**Your goal**
Count how many lines of the material below have the word "ylabel" and give only the number.
* begin Input for this task *
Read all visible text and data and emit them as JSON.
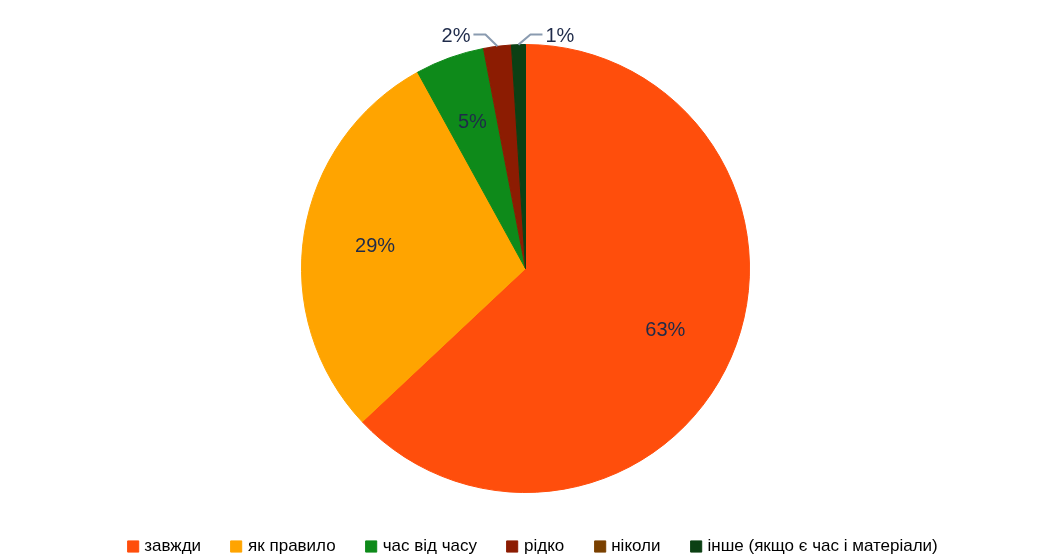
{
  "chart_data": {
    "type": "pie",
    "categories": [
      "завжди",
      "як правило",
      "час від часу",
      "рідко",
      "ніколи",
      "інше (якщо є час і матеріали)"
    ],
    "values": [
      63,
      29,
      5,
      2,
      0,
      1
    ],
    "colors": [
      "#ff4e0c",
      "#ffa400",
      "#0e8a1a",
      "#8c1c02",
      "#7a4000",
      "#0c4014"
    ],
    "value_labels": [
      "63%",
      "29%",
      "5%",
      "2%",
      null,
      "1%"
    ],
    "legend": "bottom"
  }
}
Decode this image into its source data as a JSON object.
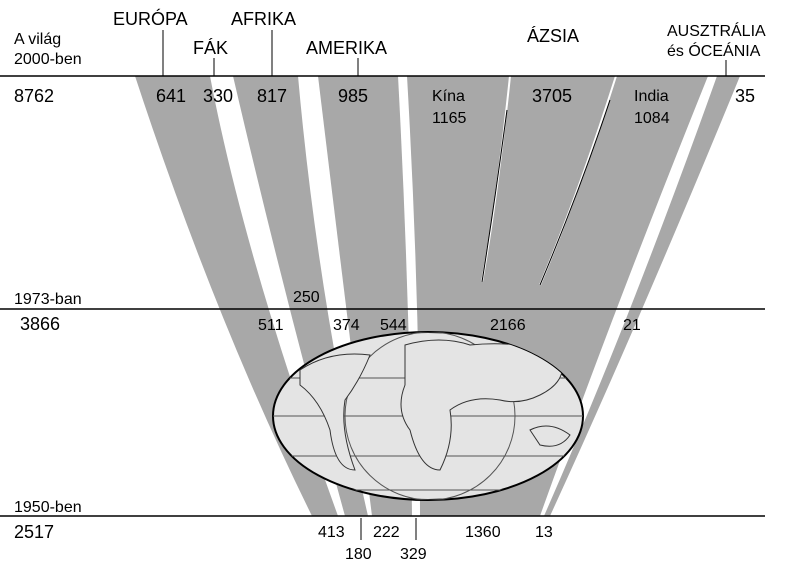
{
  "colors": {
    "band_fill": "#a8a8a8",
    "globe_fill": "#e4e4e4",
    "line": "#000000",
    "background": "#ffffff"
  },
  "years": {
    "y2000": {
      "label_1": "A világ",
      "label_2": "2000-ben",
      "total": "8762"
    },
    "y1973": {
      "label": "1973-ban",
      "total": "3866"
    },
    "y1950": {
      "label": "1950-ben",
      "total": "2517"
    }
  },
  "regions": {
    "europe": "EURÓPA",
    "fak": "FÁK",
    "africa": "AFRIKA",
    "america": "AMERIKA",
    "asia": "ÁZSIA",
    "australia_1": "AUSZTRÁLIA",
    "australia_2": "és ÓCEÁNIA"
  },
  "values_2000": {
    "europe": "641",
    "fak": "330",
    "africa": "817",
    "america": "985",
    "china_label": "Kína",
    "china": "1165",
    "asia_other": "3705",
    "india_label": "India",
    "india": "1084",
    "australia": "35"
  },
  "values_1973": {
    "fak": "250",
    "europe": "511",
    "africa": "374",
    "america": "544",
    "asia": "2166",
    "australia": "21"
  },
  "values_1950": {
    "europe": "413",
    "fak": "180",
    "africa": "222",
    "america": "329",
    "asia": "1360",
    "australia": "13"
  }
}
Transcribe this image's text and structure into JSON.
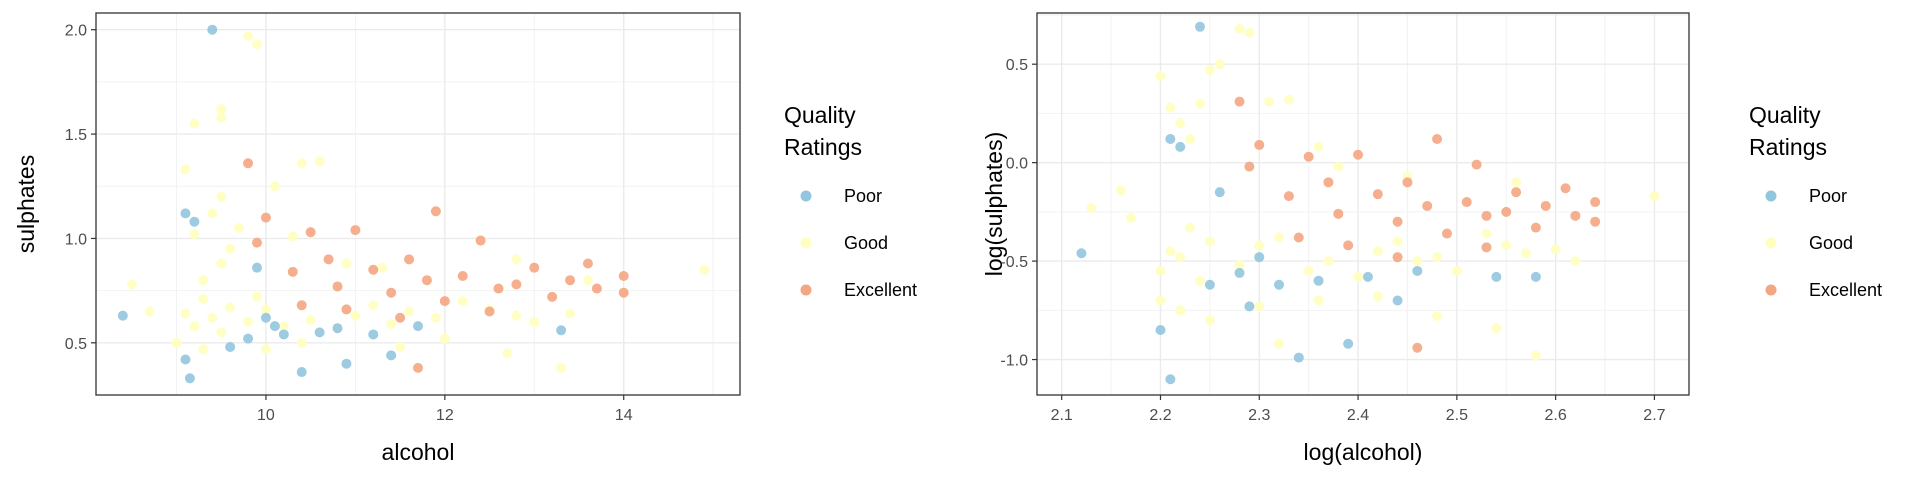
{
  "chart_data": [
    {
      "type": "scatter",
      "xlabel": "alcohol",
      "ylabel": "sulphates",
      "xlim": [
        8.1,
        15.3
      ],
      "ylim": [
        0.25,
        2.08
      ],
      "xticks": [
        10,
        12,
        14
      ],
      "yticks": [
        0.5,
        1.0,
        1.5,
        2.0
      ],
      "ytick_labels": [
        "0.5",
        "1.0",
        "1.5",
        "2.0"
      ],
      "grid": true,
      "legend_position": "right",
      "series": [
        {
          "name": "Good",
          "color": "#ffffbf",
          "points": [
            [
              9.2,
              0.58
            ],
            [
              9.4,
              0.62
            ],
            [
              9.5,
              0.55
            ],
            [
              9.6,
              0.67
            ],
            [
              9.3,
              0.71
            ],
            [
              9.1,
              0.64
            ],
            [
              9.8,
              0.6
            ],
            [
              9.9,
              0.72
            ],
            [
              10.0,
              0.66
            ],
            [
              10.2,
              0.58
            ],
            [
              10.5,
              0.61
            ],
            [
              10.8,
              0.57
            ],
            [
              11.0,
              0.63
            ],
            [
              11.2,
              0.68
            ],
            [
              11.4,
              0.59
            ],
            [
              11.6,
              0.65
            ],
            [
              11.9,
              0.62
            ],
            [
              12.2,
              0.7
            ],
            [
              12.5,
              0.66
            ],
            [
              12.8,
              0.63
            ],
            [
              13.0,
              0.6
            ],
            [
              13.4,
              0.64
            ],
            [
              9.3,
              0.8
            ],
            [
              9.5,
              0.88
            ],
            [
              9.6,
              0.95
            ],
            [
              9.2,
              1.02
            ],
            [
              9.4,
              1.12
            ],
            [
              9.5,
              1.2
            ],
            [
              9.1,
              1.33
            ],
            [
              9.2,
              1.55
            ],
            [
              9.5,
              1.58
            ],
            [
              9.5,
              1.62
            ],
            [
              9.8,
              1.97
            ],
            [
              9.9,
              1.93
            ],
            [
              10.4,
              1.36
            ],
            [
              10.6,
              1.37
            ],
            [
              10.1,
              1.25
            ],
            [
              10.3,
              1.01
            ],
            [
              9.7,
              1.05
            ],
            [
              10.9,
              0.88
            ],
            [
              11.3,
              0.86
            ],
            [
              12.8,
              0.9
            ],
            [
              13.6,
              0.8
            ],
            [
              14.9,
              0.85
            ],
            [
              9.0,
              0.5
            ],
            [
              9.3,
              0.47
            ],
            [
              10.0,
              0.47
            ],
            [
              10.4,
              0.5
            ],
            [
              11.5,
              0.48
            ],
            [
              12.0,
              0.52
            ],
            [
              12.7,
              0.45
            ],
            [
              13.3,
              0.38
            ],
            [
              8.5,
              0.78
            ],
            [
              8.7,
              0.65
            ]
          ]
        },
        {
          "name": "Poor",
          "color": "#92c5de",
          "points": [
            [
              8.4,
              0.63
            ],
            [
              9.1,
              0.42
            ],
            [
              9.15,
              0.33
            ],
            [
              9.4,
              2.0
            ],
            [
              9.1,
              1.12
            ],
            [
              9.2,
              1.08
            ],
            [
              9.6,
              0.48
            ],
            [
              9.9,
              0.86
            ],
            [
              10.0,
              0.62
            ],
            [
              10.2,
              0.54
            ],
            [
              10.4,
              0.36
            ],
            [
              10.6,
              0.55
            ],
            [
              10.9,
              0.4
            ],
            [
              11.2,
              0.54
            ],
            [
              11.4,
              0.44
            ],
            [
              11.7,
              0.58
            ],
            [
              13.3,
              0.56
            ],
            [
              9.8,
              0.52
            ],
            [
              10.1,
              0.58
            ],
            [
              10.8,
              0.57
            ]
          ]
        },
        {
          "name": "Excellent",
          "color": "#f4a582",
          "points": [
            [
              9.8,
              1.36
            ],
            [
              10.0,
              1.1
            ],
            [
              9.9,
              0.98
            ],
            [
              10.3,
              0.84
            ],
            [
              10.5,
              1.03
            ],
            [
              10.7,
              0.9
            ],
            [
              10.8,
              0.77
            ],
            [
              11.0,
              1.04
            ],
            [
              11.2,
              0.85
            ],
            [
              11.4,
              0.74
            ],
            [
              11.6,
              0.9
            ],
            [
              11.8,
              0.8
            ],
            [
              11.9,
              1.13
            ],
            [
              12.0,
              0.7
            ],
            [
              12.2,
              0.82
            ],
            [
              12.4,
              0.99
            ],
            [
              12.6,
              0.76
            ],
            [
              12.8,
              0.78
            ],
            [
              13.0,
              0.86
            ],
            [
              13.2,
              0.72
            ],
            [
              13.4,
              0.8
            ],
            [
              13.6,
              0.88
            ],
            [
              14.0,
              0.82
            ],
            [
              14.0,
              0.74
            ],
            [
              11.7,
              0.38
            ],
            [
              11.5,
              0.62
            ],
            [
              12.5,
              0.65
            ],
            [
              10.4,
              0.68
            ],
            [
              10.9,
              0.66
            ],
            [
              13.7,
              0.76
            ]
          ]
        }
      ]
    },
    {
      "type": "scatter",
      "xlabel": "log(alcohol)",
      "ylabel": "log(sulphates)",
      "xlim": [
        2.075,
        2.735
      ],
      "ylim": [
        -1.18,
        0.76
      ],
      "xticks": [
        2.1,
        2.2,
        2.3,
        2.4,
        2.5,
        2.6,
        2.7
      ],
      "xtick_labels": [
        "2.1",
        "2.2",
        "2.3",
        "2.4",
        "2.5",
        "2.6",
        "2.7"
      ],
      "yticks": [
        -1.0,
        -0.5,
        0.0,
        0.5
      ],
      "ytick_labels": [
        "-1.0",
        "-0.5",
        "0.0",
        "0.5"
      ],
      "grid": true,
      "legend_position": "right",
      "series": [
        {
          "name": "Good",
          "color": "#ffffbf",
          "points": [
            [
              2.2,
              -0.55
            ],
            [
              2.22,
              -0.48
            ],
            [
              2.24,
              -0.6
            ],
            [
              2.25,
              -0.4
            ],
            [
              2.23,
              -0.33
            ],
            [
              2.21,
              -0.45
            ],
            [
              2.28,
              -0.52
            ],
            [
              2.3,
              -0.42
            ],
            [
              2.32,
              -0.38
            ],
            [
              2.35,
              -0.55
            ],
            [
              2.37,
              -0.5
            ],
            [
              2.4,
              -0.58
            ],
            [
              2.42,
              -0.45
            ],
            [
              2.44,
              -0.4
            ],
            [
              2.46,
              -0.5
            ],
            [
              2.48,
              -0.48
            ],
            [
              2.5,
              -0.55
            ],
            [
              2.53,
              -0.36
            ],
            [
              2.55,
              -0.42
            ],
            [
              2.57,
              -0.46
            ],
            [
              2.6,
              -0.44
            ],
            [
              2.62,
              -0.5
            ],
            [
              2.23,
              0.12
            ],
            [
              2.22,
              0.2
            ],
            [
              2.24,
              0.3
            ],
            [
              2.25,
              0.47
            ],
            [
              2.26,
              0.5
            ],
            [
              2.28,
              0.68
            ],
            [
              2.29,
              0.66
            ],
            [
              2.21,
              0.28
            ],
            [
              2.2,
              0.44
            ],
            [
              2.31,
              0.31
            ],
            [
              2.33,
              0.32
            ],
            [
              2.36,
              0.08
            ],
            [
              2.38,
              -0.02
            ],
            [
              2.45,
              -0.07
            ],
            [
              2.56,
              -0.1
            ],
            [
              2.7,
              -0.17
            ],
            [
              2.13,
              -0.23
            ],
            [
              2.16,
              -0.14
            ],
            [
              2.17,
              -0.28
            ],
            [
              2.2,
              -0.7
            ],
            [
              2.22,
              -0.75
            ],
            [
              2.25,
              -0.8
            ],
            [
              2.3,
              -0.73
            ],
            [
              2.36,
              -0.7
            ],
            [
              2.42,
              -0.68
            ],
            [
              2.48,
              -0.78
            ],
            [
              2.54,
              -0.84
            ],
            [
              2.58,
              -0.98
            ],
            [
              2.32,
              -0.92
            ]
          ]
        },
        {
          "name": "Poor",
          "color": "#92c5de",
          "points": [
            [
              2.12,
              -0.46
            ],
            [
              2.2,
              -0.85
            ],
            [
              2.21,
              -1.1
            ],
            [
              2.24,
              0.69
            ],
            [
              2.21,
              0.12
            ],
            [
              2.22,
              0.08
            ],
            [
              2.26,
              -0.15
            ],
            [
              2.29,
              -0.73
            ],
            [
              2.3,
              -0.48
            ],
            [
              2.32,
              -0.62
            ],
            [
              2.34,
              -0.99
            ],
            [
              2.36,
              -0.6
            ],
            [
              2.39,
              -0.92
            ],
            [
              2.41,
              -0.58
            ],
            [
              2.44,
              -0.7
            ],
            [
              2.46,
              -0.55
            ],
            [
              2.54,
              -0.58
            ],
            [
              2.58,
              -0.58
            ],
            [
              2.25,
              -0.62
            ],
            [
              2.28,
              -0.56
            ]
          ]
        },
        {
          "name": "Excellent",
          "color": "#f4a582",
          "points": [
            [
              2.28,
              0.31
            ],
            [
              2.3,
              0.09
            ],
            [
              2.29,
              -0.02
            ],
            [
              2.33,
              -0.17
            ],
            [
              2.35,
              0.03
            ],
            [
              2.37,
              -0.1
            ],
            [
              2.38,
              -0.26
            ],
            [
              2.4,
              0.04
            ],
            [
              2.42,
              -0.16
            ],
            [
              2.44,
              -0.3
            ],
            [
              2.45,
              -0.1
            ],
            [
              2.47,
              -0.22
            ],
            [
              2.48,
              0.12
            ],
            [
              2.49,
              -0.36
            ],
            [
              2.51,
              -0.2
            ],
            [
              2.52,
              -0.01
            ],
            [
              2.53,
              -0.27
            ],
            [
              2.55,
              -0.25
            ],
            [
              2.56,
              -0.15
            ],
            [
              2.58,
              -0.33
            ],
            [
              2.59,
              -0.22
            ],
            [
              2.61,
              -0.13
            ],
            [
              2.64,
              -0.2
            ],
            [
              2.64,
              -0.3
            ],
            [
              2.46,
              -0.94
            ],
            [
              2.44,
              -0.48
            ],
            [
              2.53,
              -0.43
            ],
            [
              2.34,
              -0.38
            ],
            [
              2.39,
              -0.42
            ],
            [
              2.62,
              -0.27
            ]
          ]
        }
      ]
    }
  ],
  "legend": {
    "title_line1": "Quality",
    "title_line2": "Ratings",
    "items": [
      {
        "label": "Poor",
        "color": "#92c5de"
      },
      {
        "label": "Good",
        "color": "#ffffbf"
      },
      {
        "label": "Excellent",
        "color": "#f4a582"
      }
    ]
  }
}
* end Input for this task *
**Worked solution**
2